- _Records provided_
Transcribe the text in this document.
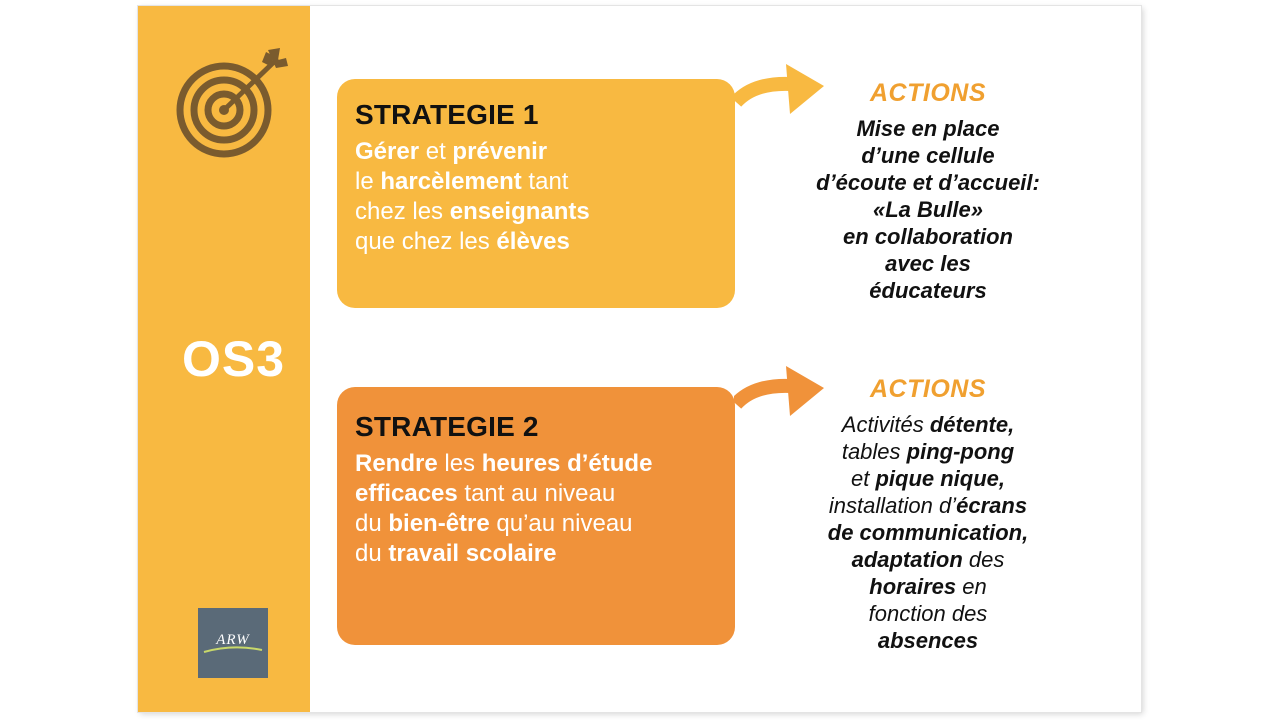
OS3
ARW
STRATEGIE 1
Gérer et prévenir
le harcèlement tant
chez les enseignants
que chez les élèves
ACTIONS
Mise en place
d’une cellule
d’écoute et d’accueil:
«La Bulle»
en collaboration
avec les
éducateurs
STRATEGIE 2
Rendre les heures d’étude
efficaces tant au niveau
du bien-être qu’au niveau
du travail scolaire
ACTIONS
Activités détente,
tables ping-pong
et pique nique,
installation d’écrans
de communication,
adaptation des
horaires en
fonction des
absences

- _Description of the task_
Write out every entry again word for word, without any of the pictures.

- _The result_
Transcribe the text in this document.
OS3
ARW
STRATEGIE 1
Gérer et prévenir
le harcèlement tant
chez les enseignants
que chez les élèves
ACTIONS
Mise en place
d’une cellule
d’écoute et d’accueil:
«La Bulle»
en collaboration
avec les
éducateurs
STRATEGIE 2
Rendre les heures d’étude
efficaces tant au niveau
du bien-être qu’au niveau
du travail scolaire
ACTIONS
Activités détente,
tables ping-pong
et pique nique,
installation d’écrans
de communication,
adaptation des
horaires en
fonction des
absences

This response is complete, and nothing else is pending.